:: Short exercise ::
The records below need retyping in full; give them again exactly.

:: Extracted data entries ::
------------------------------
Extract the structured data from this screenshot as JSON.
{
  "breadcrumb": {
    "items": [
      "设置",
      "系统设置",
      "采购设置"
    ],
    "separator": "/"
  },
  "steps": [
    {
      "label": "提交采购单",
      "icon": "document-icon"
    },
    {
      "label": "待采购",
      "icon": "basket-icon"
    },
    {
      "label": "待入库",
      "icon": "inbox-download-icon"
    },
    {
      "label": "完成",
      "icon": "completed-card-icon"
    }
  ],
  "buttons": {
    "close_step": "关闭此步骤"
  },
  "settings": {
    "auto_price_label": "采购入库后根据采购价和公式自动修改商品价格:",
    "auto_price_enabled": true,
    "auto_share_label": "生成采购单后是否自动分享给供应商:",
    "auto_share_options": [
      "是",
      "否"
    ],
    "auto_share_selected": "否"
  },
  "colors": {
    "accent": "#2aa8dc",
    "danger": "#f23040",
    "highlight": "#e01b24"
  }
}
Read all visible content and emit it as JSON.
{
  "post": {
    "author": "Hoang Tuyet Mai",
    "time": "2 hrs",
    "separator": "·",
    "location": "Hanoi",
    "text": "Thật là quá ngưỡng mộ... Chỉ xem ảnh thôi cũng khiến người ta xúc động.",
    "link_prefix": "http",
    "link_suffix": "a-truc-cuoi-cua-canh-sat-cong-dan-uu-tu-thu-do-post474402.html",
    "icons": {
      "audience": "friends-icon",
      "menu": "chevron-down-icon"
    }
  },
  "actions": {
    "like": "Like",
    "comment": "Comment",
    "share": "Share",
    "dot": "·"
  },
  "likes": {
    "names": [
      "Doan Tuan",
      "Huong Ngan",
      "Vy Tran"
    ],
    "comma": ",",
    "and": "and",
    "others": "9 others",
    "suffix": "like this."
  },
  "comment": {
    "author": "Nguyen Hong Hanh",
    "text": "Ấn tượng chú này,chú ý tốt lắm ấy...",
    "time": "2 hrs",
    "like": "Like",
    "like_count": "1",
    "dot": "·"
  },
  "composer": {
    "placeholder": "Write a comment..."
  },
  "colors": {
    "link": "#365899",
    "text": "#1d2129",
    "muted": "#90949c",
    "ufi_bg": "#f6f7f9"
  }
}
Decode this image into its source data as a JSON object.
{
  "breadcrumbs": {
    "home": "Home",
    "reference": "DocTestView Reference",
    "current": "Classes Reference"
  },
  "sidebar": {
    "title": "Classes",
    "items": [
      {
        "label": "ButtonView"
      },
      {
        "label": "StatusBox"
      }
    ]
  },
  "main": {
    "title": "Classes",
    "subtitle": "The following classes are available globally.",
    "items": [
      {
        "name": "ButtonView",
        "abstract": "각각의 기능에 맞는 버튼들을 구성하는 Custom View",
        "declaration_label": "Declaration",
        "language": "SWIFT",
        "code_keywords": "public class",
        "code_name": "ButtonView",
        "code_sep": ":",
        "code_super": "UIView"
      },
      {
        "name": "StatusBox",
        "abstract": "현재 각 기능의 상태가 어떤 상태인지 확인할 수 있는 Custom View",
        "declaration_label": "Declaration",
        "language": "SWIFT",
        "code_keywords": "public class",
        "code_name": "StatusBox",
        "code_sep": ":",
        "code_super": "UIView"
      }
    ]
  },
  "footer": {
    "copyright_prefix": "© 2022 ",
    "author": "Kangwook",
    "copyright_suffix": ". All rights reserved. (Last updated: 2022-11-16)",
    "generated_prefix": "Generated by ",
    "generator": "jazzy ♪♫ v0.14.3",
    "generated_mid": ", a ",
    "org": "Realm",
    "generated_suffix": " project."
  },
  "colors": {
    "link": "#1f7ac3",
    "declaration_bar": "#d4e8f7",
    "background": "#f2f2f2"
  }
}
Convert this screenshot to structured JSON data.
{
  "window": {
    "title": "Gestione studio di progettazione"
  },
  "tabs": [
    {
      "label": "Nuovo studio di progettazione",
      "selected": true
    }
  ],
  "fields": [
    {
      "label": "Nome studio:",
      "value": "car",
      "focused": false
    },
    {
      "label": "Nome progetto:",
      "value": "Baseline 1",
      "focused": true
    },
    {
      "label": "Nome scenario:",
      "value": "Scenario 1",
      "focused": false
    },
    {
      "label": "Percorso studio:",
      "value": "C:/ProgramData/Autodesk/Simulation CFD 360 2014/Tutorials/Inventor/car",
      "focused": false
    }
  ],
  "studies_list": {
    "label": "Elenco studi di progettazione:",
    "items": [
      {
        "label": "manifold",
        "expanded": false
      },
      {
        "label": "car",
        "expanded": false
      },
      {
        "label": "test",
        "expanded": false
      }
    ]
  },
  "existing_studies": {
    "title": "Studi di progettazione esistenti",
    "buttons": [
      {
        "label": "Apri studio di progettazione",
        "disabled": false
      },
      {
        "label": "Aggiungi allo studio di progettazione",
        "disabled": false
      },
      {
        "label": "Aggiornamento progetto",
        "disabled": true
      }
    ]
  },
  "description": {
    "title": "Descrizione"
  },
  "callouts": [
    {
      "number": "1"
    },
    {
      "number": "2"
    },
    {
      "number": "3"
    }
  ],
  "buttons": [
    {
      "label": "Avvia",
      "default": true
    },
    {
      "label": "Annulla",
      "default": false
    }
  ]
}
------------------------------
:: Response below ::
Extract the structured data from this screenshot as JSON.
{
  "breadcrumb": {
    "items": [
      "设置",
      "系统设置",
      "采购设置"
    ],
    "separator": "/"
  },
  "steps": [
    {
      "label": "提交采购单",
      "icon": "document-icon"
    },
    {
      "label": "待采购",
      "icon": "basket-icon"
    },
    {
      "label": "待入库",
      "icon": "inbox-download-icon"
    },
    {
      "label": "完成",
      "icon": "completed-card-icon"
    }
  ],
  "buttons": {
    "close_step": "关闭此步骤"
  },
  "settings": {
    "auto_price_label": "采购入库后根据采购价和公式自动修改商品价格:",
    "auto_price_enabled": true,
    "auto_share_label": "生成采购单后是否自动分享给供应商:",
    "auto_share_options": [
      "是",
      "否"
    ],
    "auto_share_selected": "否"
  },
  "colors": {
    "accent": "#2aa8dc",
    "danger": "#f23040",
    "highlight": "#e01b24"
  }
}
Read all visible content and emit it as JSON.
{
  "post": {
    "author": "Hoang Tuyet Mai",
    "time": "2 hrs",
    "separator": "·",
    "location": "Hanoi",
    "text": "Thật là quá ngưỡng mộ... Chỉ xem ảnh thôi cũng khiến người ta xúc động.",
    "link_prefix": "http",
    "link_suffix": "a-truc-cuoi-cua-canh-sat-cong-dan-uu-tu-thu-do-post474402.html",
    "icons": {
      "audience": "friends-icon",
      "menu": "chevron-down-icon"
    }
  },
  "actions": {
    "like": "Like",
    "comment": "Comment",
    "share": "Share",
    "dot": "·"
  },
  "likes": {
    "names": [
      "Doan Tuan",
      "Huong Ngan",
      "Vy Tran"
    ],
    "comma": ",",
    "and": "and",
    "others": "9 others",
    "suffix": "like this."
  },
  "comment": {
    "author": "Nguyen Hong Hanh",
    "text": "Ấn tượng chú này,chú ý tốt lắm ấy...",
    "time": "2 hrs",
    "like": "Like",
    "like_count": "1",
    "dot": "·"
  },
  "composer": {
    "placeholder": "Write a comment..."
  },
  "colors": {
    "link": "#365899",
    "text": "#1d2129",
    "muted": "#90949c",
    "ufi_bg": "#f6f7f9"
  }
}
Decode this image into its source data as a JSON object.
{
  "breadcrumbs": {
    "home": "Home",
    "reference": "DocTestView Reference",
    "current": "Classes Reference"
  },
  "sidebar": {
    "title": "Classes",
    "items": [
      {
        "label": "ButtonView"
      },
      {
        "label": "StatusBox"
      }
    ]
  },
  "main": {
    "title": "Classes",
    "subtitle": "The following classes are available globally.",
    "items": [
      {
        "name": "ButtonView",
        "abstract": "각각의 기능에 맞는 버튼들을 구성하는 Custom View",
        "declaration_label": "Declaration",
        "language": "SWIFT",
        "code_keywords": "public class",
        "code_name": "ButtonView",
        "code_sep": ":",
        "code_super": "UIView"
      },
      {
        "name": "StatusBox",
        "abstract": "현재 각 기능의 상태가 어떤 상태인지 확인할 수 있는 Custom View",
        "declaration_label": "Declaration",
        "language": "SWIFT",
        "code_keywords": "public class",
        "code_name": "StatusBox",
        "code_sep": ":",
        "code_super": "UIView"
      }
    ]
  },
  "footer": {
    "copyright_prefix": "© 2022 ",
    "author": "Kangwook",
    "copyright_suffix": ". All rights reserved. (Last updated: 2022-11-16)",
    "generated_prefix": "Generated by ",
    "generator": "jazzy ♪♫ v0.14.3",
    "generated_mid": ", a ",
    "org": "Realm",
    "generated_suffix": " project."
  },
  "colors": {
    "link": "#1f7ac3",
    "declaration_bar": "#d4e8f7",
    "background": "#f2f2f2"
  }
}
Convert this screenshot to structured JSON data.
{
  "window": {
    "title": "Gestione studio di progettazione"
  },
  "tabs": [
    {
      "label": "Nuovo studio di progettazione",
      "selected": true
    }
  ],
  "fields": [
    {
      "label": "Nome studio:",
      "value": "car",
      "focused": false
    },
    {
      "label": "Nome progetto:",
      "value": "Baseline 1",
      "focused": true
    },
    {
      "label": "Nome scenario:",
      "value": "Scenario 1",
      "focused": false
    },
    {
      "label": "Percorso studio:",
      "value": "C:/ProgramData/Autodesk/Simulation CFD 360 2014/Tutorials/Inventor/car",
      "focused": false
    }
  ],
  "studies_list": {
    "label": "Elenco studi di progettazione:",
    "items": [
      {
        "label": "manifold",
        "expanded": false
      },
      {
        "label": "car",
        "expanded": false
      },
      {
        "label": "test",
        "expanded": false
      }
    ]
  },
  "existing_studies": {
    "title": "Studi di progettazione esistenti",
    "buttons": [
      {
        "label": "Apri studio di progettazione",
        "disabled": false
      },
      {
        "label": "Aggiungi allo studio di progettazione",
        "disabled": false
      },
      {
        "label": "Aggiornamento progetto",
        "disabled": true
      }
    ]
  },
  "description": {
    "title": "Descrizione"
  },
  "callouts": [
    {
      "number": "1"
    },
    {
      "number": "2"
    },
    {
      "number": "3"
    }
  ],
  "buttons": [
    {
      "label": "Avvia",
      "default": true
    },
    {
      "label": "Annulla",
      "default": false
    }
  ]
}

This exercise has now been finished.